→ OBJECTIVE
Return each line of the data below verbatim; pictures are to be left out.

--- START OF MATERIAL FOR THE TASK ---

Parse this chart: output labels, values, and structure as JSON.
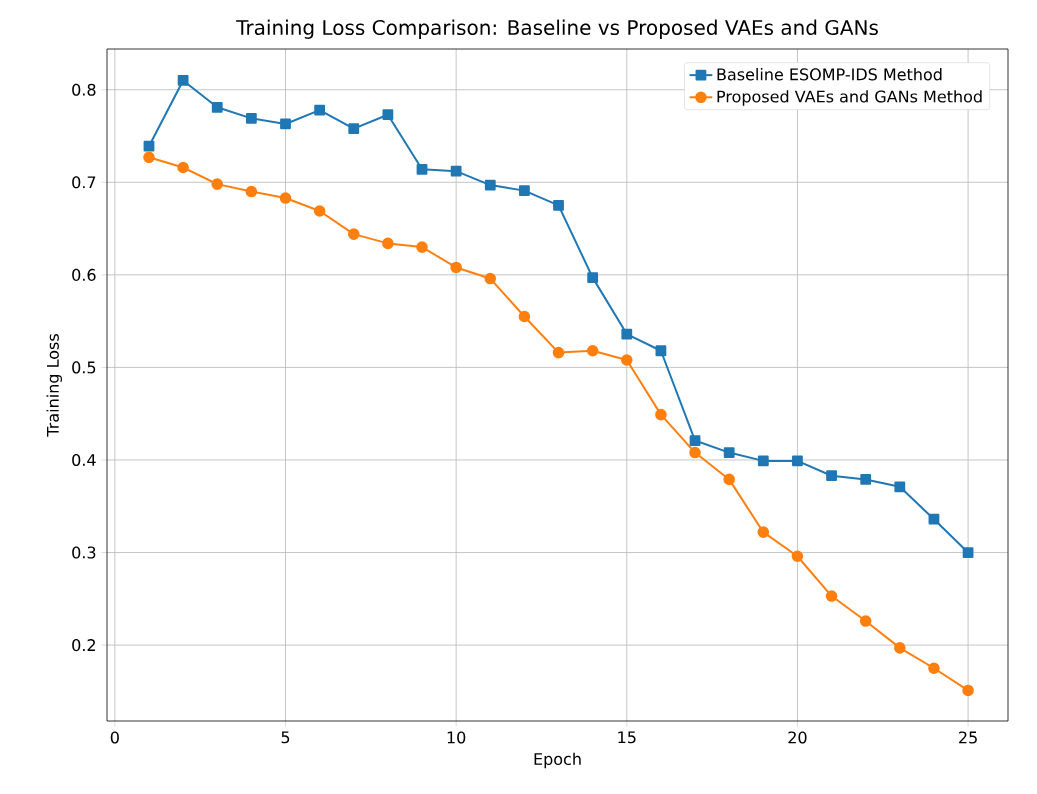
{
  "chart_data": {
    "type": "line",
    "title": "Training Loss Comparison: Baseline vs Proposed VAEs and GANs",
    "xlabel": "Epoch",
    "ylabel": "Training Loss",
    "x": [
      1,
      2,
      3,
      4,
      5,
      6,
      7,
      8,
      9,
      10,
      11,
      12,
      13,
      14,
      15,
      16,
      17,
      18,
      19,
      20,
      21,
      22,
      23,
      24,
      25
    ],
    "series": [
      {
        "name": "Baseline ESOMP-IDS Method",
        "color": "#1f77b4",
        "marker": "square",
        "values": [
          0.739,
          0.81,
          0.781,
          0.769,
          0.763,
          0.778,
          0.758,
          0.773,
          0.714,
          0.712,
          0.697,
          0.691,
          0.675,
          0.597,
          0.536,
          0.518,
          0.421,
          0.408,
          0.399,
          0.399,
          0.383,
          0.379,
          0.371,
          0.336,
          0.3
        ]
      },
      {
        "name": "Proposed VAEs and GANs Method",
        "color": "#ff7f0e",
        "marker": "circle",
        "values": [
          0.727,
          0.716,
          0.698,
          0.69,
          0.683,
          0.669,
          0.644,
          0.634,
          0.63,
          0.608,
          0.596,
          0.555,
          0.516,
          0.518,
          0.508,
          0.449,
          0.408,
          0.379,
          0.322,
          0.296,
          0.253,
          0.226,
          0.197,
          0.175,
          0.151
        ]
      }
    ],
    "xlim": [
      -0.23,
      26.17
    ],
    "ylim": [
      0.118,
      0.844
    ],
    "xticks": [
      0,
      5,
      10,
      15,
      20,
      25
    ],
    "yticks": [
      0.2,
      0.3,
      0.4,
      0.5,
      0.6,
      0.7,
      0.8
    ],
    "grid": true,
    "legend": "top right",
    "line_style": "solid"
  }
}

--- END OF MATERIAL FOR THE TASK ---

→ OUTPUT OF THE EXERCISE
Parse this chart: output labels, values, and structure as JSON.
{
  "chart_data": {
    "type": "line",
    "title": "Training Loss Comparison: Baseline vs Proposed VAEs and GANs",
    "xlabel": "Epoch",
    "ylabel": "Training Loss",
    "x": [
      1,
      2,
      3,
      4,
      5,
      6,
      7,
      8,
      9,
      10,
      11,
      12,
      13,
      14,
      15,
      16,
      17,
      18,
      19,
      20,
      21,
      22,
      23,
      24,
      25
    ],
    "series": [
      {
        "name": "Baseline ESOMP-IDS Method",
        "color": "#1f77b4",
        "marker": "square",
        "values": [
          0.739,
          0.81,
          0.781,
          0.769,
          0.763,
          0.778,
          0.758,
          0.773,
          0.714,
          0.712,
          0.697,
          0.691,
          0.675,
          0.597,
          0.536,
          0.518,
          0.421,
          0.408,
          0.399,
          0.399,
          0.383,
          0.379,
          0.371,
          0.336,
          0.3
        ]
      },
      {
        "name": "Proposed VAEs and GANs Method",
        "color": "#ff7f0e",
        "marker": "circle",
        "values": [
          0.727,
          0.716,
          0.698,
          0.69,
          0.683,
          0.669,
          0.644,
          0.634,
          0.63,
          0.608,
          0.596,
          0.555,
          0.516,
          0.518,
          0.508,
          0.449,
          0.408,
          0.379,
          0.322,
          0.296,
          0.253,
          0.226,
          0.197,
          0.175,
          0.151
        ]
      }
    ],
    "xlim": [
      -0.23,
      26.17
    ],
    "ylim": [
      0.118,
      0.844
    ],
    "xticks": [
      0,
      5,
      10,
      15,
      20,
      25
    ],
    "yticks": [
      0.2,
      0.3,
      0.4,
      0.5,
      0.6,
      0.7,
      0.8
    ],
    "grid": true,
    "legend": "top right",
    "line_style": "solid"
  }
}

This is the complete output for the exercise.